-- WRITTEN EXERCISE --
Please retype the forum text on Gallipoli from "When the Serbs" to "turn for them.".

-- PAGE TEXT --
The situation was so desperate that a number of extreme measures were taken or planned. Some artillery fuzes were flown in over Allied lines, but the Turks/Germans had few aircraft in the area. Some ammo was delivered in the rediculously small submarines of the day. Supposedly some shells were sent thru Romania in beer barrels. There was a plan for (later) Admiral Horthey, then a dashing Hungarian cruiser officer, to attempt to run the Allied blockade in his fast light cruiser with a load of ammo for the Turks. Zeppelin supply was studied but found impractical, perhaps because there were no airship hangers in Turkey to protect against windstorms.

When the Serbs were defeated in 1915 and the rail lines were partially restored The Austrians sent a battery each of 24 cm mortars and 15 cm heavy howitzers, and a quantity of reliable ammunition from Europe. The Germans were planning to send 20 batteries of artillery, 11 of them heavy batteries. Additionally several Turkish divisions were being trained as shock divisions. It was probably wise for the Allies to pull out, as I think that the campaign was about to take a bad turn for them.

I strayed a bit, but basically in the same vein, and I hope that it was interesting. Again I will recommend Klaus Wolf's excellent Gallipoli 1915 for fresh material on these interesting questions.

Bob Lembke
centurion
Bob - the Turks bought a reasonable number of 7.65mm MG09 Maxims from Deutsche Waffen und Muntionsfabriken. These had Arabic backsight graduations and a star and crescent mark. The MG09 was the export model. There has been some discussion (in this forum and elsewhere) as to whether any of these appeared at Gallipoli. A much smaller number of 7.9 mm MG08s were bought (possibly the number you quote) and more supplied by Germany during the War (2,000 in total) However the first delivery does not appear to have occurred before Jan 1916 (although some must have accompanied German troops to Gallipoli and possibly passed over to Turkish forces at some time).
bob lembke
QUOTE (centurion @ May 26 2009, 01:46 PM) *
Bob - the Turks bought a reasonable number of 7.65mm MG09 Maxims from Deutsche Waffen und Muntionsfabriken. These had Arabic backsight graduations and a star and crescent mark. The MG09 was the export model. There has been some discussion (in this forum and elsewhere) as to whether any of these appeared at Gallipoli. A much smaller number of 7.9 mm MG08s were bought (possibly the number you quote) and more supplied by Germany during the War (2,000 in total) However the first delivery does not appear to have occurred before Jan 1916 (although some must have accompanied German troops to Gallipoli and possibly passed over to Turkish forces at some time).

-- DATASET ENTRIES --
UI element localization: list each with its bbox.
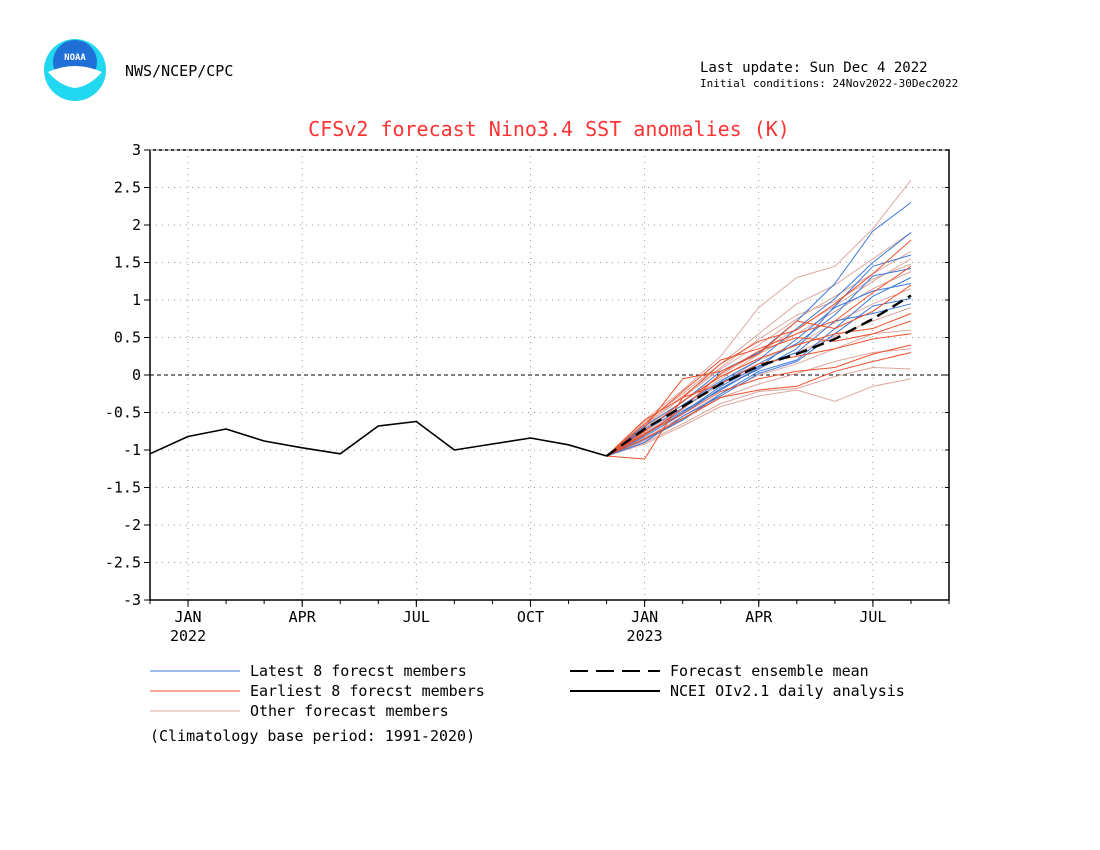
y-tick-label: -2 bbox=[123, 516, 141, 534]
latest-member-line bbox=[606, 277, 912, 457]
x-tick-label: APR bbox=[745, 608, 773, 626]
latest-member-line bbox=[606, 298, 912, 457]
earliest-member-line bbox=[606, 284, 912, 457]
x-tick-label: OCT bbox=[517, 608, 544, 626]
earliest-member-line bbox=[606, 333, 912, 460]
noaa-logo: NOAA bbox=[44, 39, 106, 101]
x-tick-label: JAN bbox=[175, 608, 202, 626]
chart-title: CFSv2 forecast Nino3.4 SST anomalies (K) bbox=[308, 117, 790, 141]
climatology-note: (Climatology base period: 1991-2020) bbox=[150, 727, 475, 745]
other-member-line bbox=[606, 329, 912, 457]
latest-member-line bbox=[606, 254, 912, 457]
y-tick-label: 1.5 bbox=[114, 254, 141, 272]
analysis-line bbox=[149, 420, 607, 457]
plot-area: -3-2.5-2-1.5-1-0.500.511.522.53 JAN2022A… bbox=[105, 141, 950, 645]
y-tick-label: 2.5 bbox=[114, 179, 141, 197]
other-member-line bbox=[606, 179, 912, 457]
earliest-member-line bbox=[606, 320, 912, 457]
x-tick-label: JAN bbox=[631, 608, 658, 626]
y-tick-label: 0.5 bbox=[114, 329, 141, 347]
legend-label-analysis: NCEI OIv2.1 daily analysis bbox=[670, 682, 905, 700]
earliest-member-line bbox=[606, 352, 912, 457]
ensemble-mean-layer bbox=[605, 294, 912, 457]
y-tick-label: -3 bbox=[123, 591, 141, 609]
x-tick-year-label: 2022 bbox=[170, 627, 206, 645]
y-tick-label: 1 bbox=[132, 291, 141, 309]
y-tick-label: 0 bbox=[132, 366, 141, 384]
noaa-logo-bird bbox=[48, 66, 102, 88]
x-tick-label: JUL bbox=[403, 608, 430, 626]
legend: Latest 8 forecst members Earliest 8 fore… bbox=[150, 662, 905, 720]
legend-label-other: Other forecast members bbox=[250, 702, 449, 720]
other-member-line bbox=[606, 250, 912, 457]
legend-label-ensemble-mean: Forecast ensemble mean bbox=[670, 662, 869, 680]
y-tick-label: -1.5 bbox=[105, 479, 141, 497]
x-tick-label: APR bbox=[289, 608, 317, 626]
earliest-member-line bbox=[606, 265, 912, 457]
x-tick-label: JUL bbox=[859, 608, 886, 626]
last-update-label: Last update: Sun Dec 4 2022 bbox=[700, 60, 928, 76]
ensemble-mean-line bbox=[605, 294, 912, 457]
x-tick-year-label: 2023 bbox=[627, 627, 663, 645]
latest-member-line bbox=[606, 202, 912, 457]
y-tick-label: 2 bbox=[132, 216, 141, 234]
legend-label-latest: Latest 8 forecst members bbox=[250, 662, 467, 680]
y-tick-label: -1 bbox=[123, 441, 141, 459]
other-member-line bbox=[606, 367, 912, 457]
y-tick-label: -0.5 bbox=[105, 404, 141, 422]
earliest-members-layer bbox=[606, 239, 912, 460]
analysis-layer bbox=[149, 420, 607, 457]
y-tick-label: 3 bbox=[132, 141, 141, 159]
noaa-logo-text: NOAA bbox=[64, 53, 86, 63]
agency-label: NWS/NCEP/CPC bbox=[125, 62, 233, 80]
y-axis: -3 -2.5 -2 -1.5 -1 -0.5 0 0.5 1 1.5 2 2.5 3 bbox=[105, 141, 949, 609]
other-member-line bbox=[606, 263, 912, 457]
initial-conditions-label: Initial conditions: 24Nov2022-30Dec2022 bbox=[700, 77, 958, 90]
earliest-member-line bbox=[606, 344, 912, 457]
legend-label-earliest: Earliest 8 forecst members bbox=[250, 682, 485, 700]
y-tick-label: -2.5 bbox=[105, 554, 141, 572]
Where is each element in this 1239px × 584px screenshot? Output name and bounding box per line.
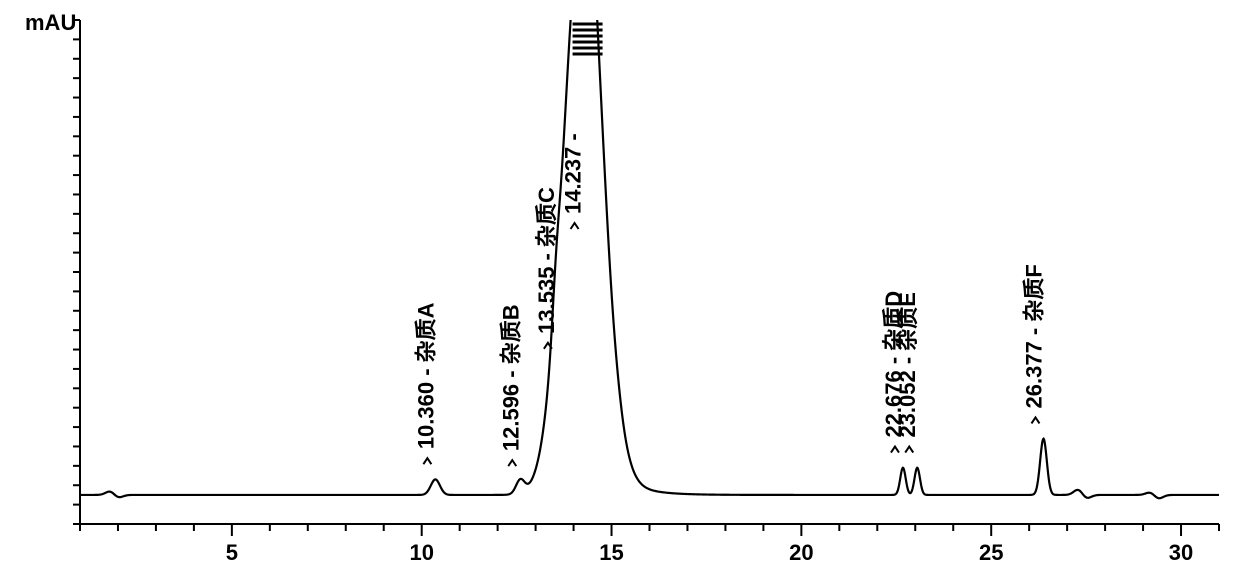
peak-label: 23.052 - 杂质E: [895, 292, 920, 438]
x-tick-label: 20: [789, 540, 813, 565]
peak-label: 12.596 - 杂质B: [498, 304, 523, 451]
x-tick-label: 10: [409, 540, 433, 565]
x-tick-label: 30: [1169, 540, 1193, 565]
x-tick-label: 25: [979, 540, 1003, 565]
peak-label: 10.360 - 杂质A: [413, 302, 438, 449]
x-tick-label: 5: [226, 540, 238, 565]
chart-svg: mAU 5 10 15 20 25 30 10.360 - 杂质A 12.596 - 杂质B 13…: [0, 0, 1239, 584]
y-axis-label: mAU: [25, 10, 76, 35]
peak-label: 14.237 -: [561, 133, 586, 214]
x-tick-label: 15: [599, 540, 623, 565]
peak-label: 13.535 - 杂质C: [534, 187, 559, 334]
peak-label: 26.377 - 杂质F: [1021, 264, 1046, 408]
chromatogram-chart: mAU 5 10 15 20 25 30 10.360 - 杂质A 12.596 - 杂质B 13…: [0, 0, 1239, 584]
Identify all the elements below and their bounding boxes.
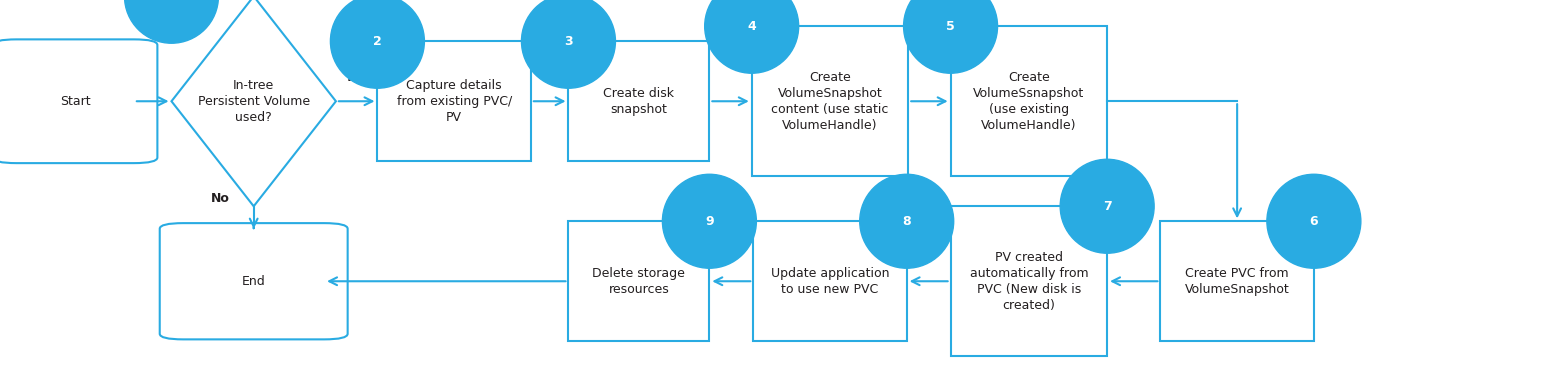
Text: 7: 7 bbox=[1102, 200, 1112, 213]
Text: Start: Start bbox=[60, 95, 91, 108]
Text: Yes: Yes bbox=[345, 71, 368, 84]
Text: Update application
to use new PVC: Update application to use new PVC bbox=[770, 267, 889, 296]
Text: 5: 5 bbox=[946, 20, 955, 33]
Bar bbox=[752, 26, 908, 176]
Text: No: No bbox=[211, 192, 230, 205]
Text: 3: 3 bbox=[564, 35, 573, 48]
Bar bbox=[377, 41, 531, 161]
Text: 8: 8 bbox=[902, 215, 911, 228]
Text: End: End bbox=[241, 275, 266, 288]
Text: Capture details
from existing PVC/
PV: Capture details from existing PVC/ PV bbox=[396, 79, 512, 124]
FancyBboxPatch shape bbox=[160, 223, 348, 339]
Ellipse shape bbox=[662, 174, 756, 268]
Ellipse shape bbox=[1060, 159, 1154, 253]
Text: PV created
automatically from
PVC (New disk is
created): PV created automatically from PVC (New d… bbox=[969, 251, 1088, 312]
Text: Delete storage
resources: Delete storage resources bbox=[592, 267, 686, 296]
Text: In-tree
Persistent Volume
used?: In-tree Persistent Volume used? bbox=[197, 79, 310, 124]
Text: 6: 6 bbox=[1309, 215, 1319, 228]
Ellipse shape bbox=[705, 0, 799, 73]
Text: Create
VolumeSsnapshot
(use existing
VolumeHandle): Create VolumeSsnapshot (use existing Vol… bbox=[972, 71, 1085, 132]
Ellipse shape bbox=[860, 174, 954, 268]
Ellipse shape bbox=[125, 0, 219, 43]
Bar bbox=[951, 206, 1107, 356]
Ellipse shape bbox=[521, 0, 615, 88]
Text: 1: 1 bbox=[168, 0, 175, 3]
Text: Create PVC from
VolumeSnapshot: Create PVC from VolumeSnapshot bbox=[1185, 267, 1289, 296]
Bar bbox=[568, 41, 709, 161]
Text: Create
VolumeSnapshot
content (use static
VolumeHandle): Create VolumeSnapshot content (use stati… bbox=[772, 71, 888, 132]
Ellipse shape bbox=[1267, 174, 1361, 268]
Polygon shape bbox=[172, 0, 335, 206]
Bar bbox=[1160, 221, 1314, 341]
Bar bbox=[753, 221, 907, 341]
Text: 4: 4 bbox=[747, 20, 756, 33]
Text: 2: 2 bbox=[373, 35, 382, 48]
Bar bbox=[568, 221, 709, 341]
Bar bbox=[951, 26, 1107, 176]
Ellipse shape bbox=[904, 0, 998, 73]
Text: 9: 9 bbox=[705, 215, 714, 228]
Text: Create disk
snapshot: Create disk snapshot bbox=[603, 87, 675, 116]
FancyBboxPatch shape bbox=[0, 39, 157, 163]
Ellipse shape bbox=[330, 0, 424, 88]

-- RESPONSE TO THIS TASK --
When the Serbs were defeated in 1915 and the rail lines were partially restored The Austrians sent a battery each of 24 cm mortars and 15 cm heavy howitzers, and a quantity of reliable ammunition from Europe. The Germans were planning to send 20 batteries of artillery, 11 of them heavy batteries. Additionally several Turkish divisions were being trained as shock divisions. It was probably wise for the Allies to pull out, as I think that the campaign was about to take a bad turn for them.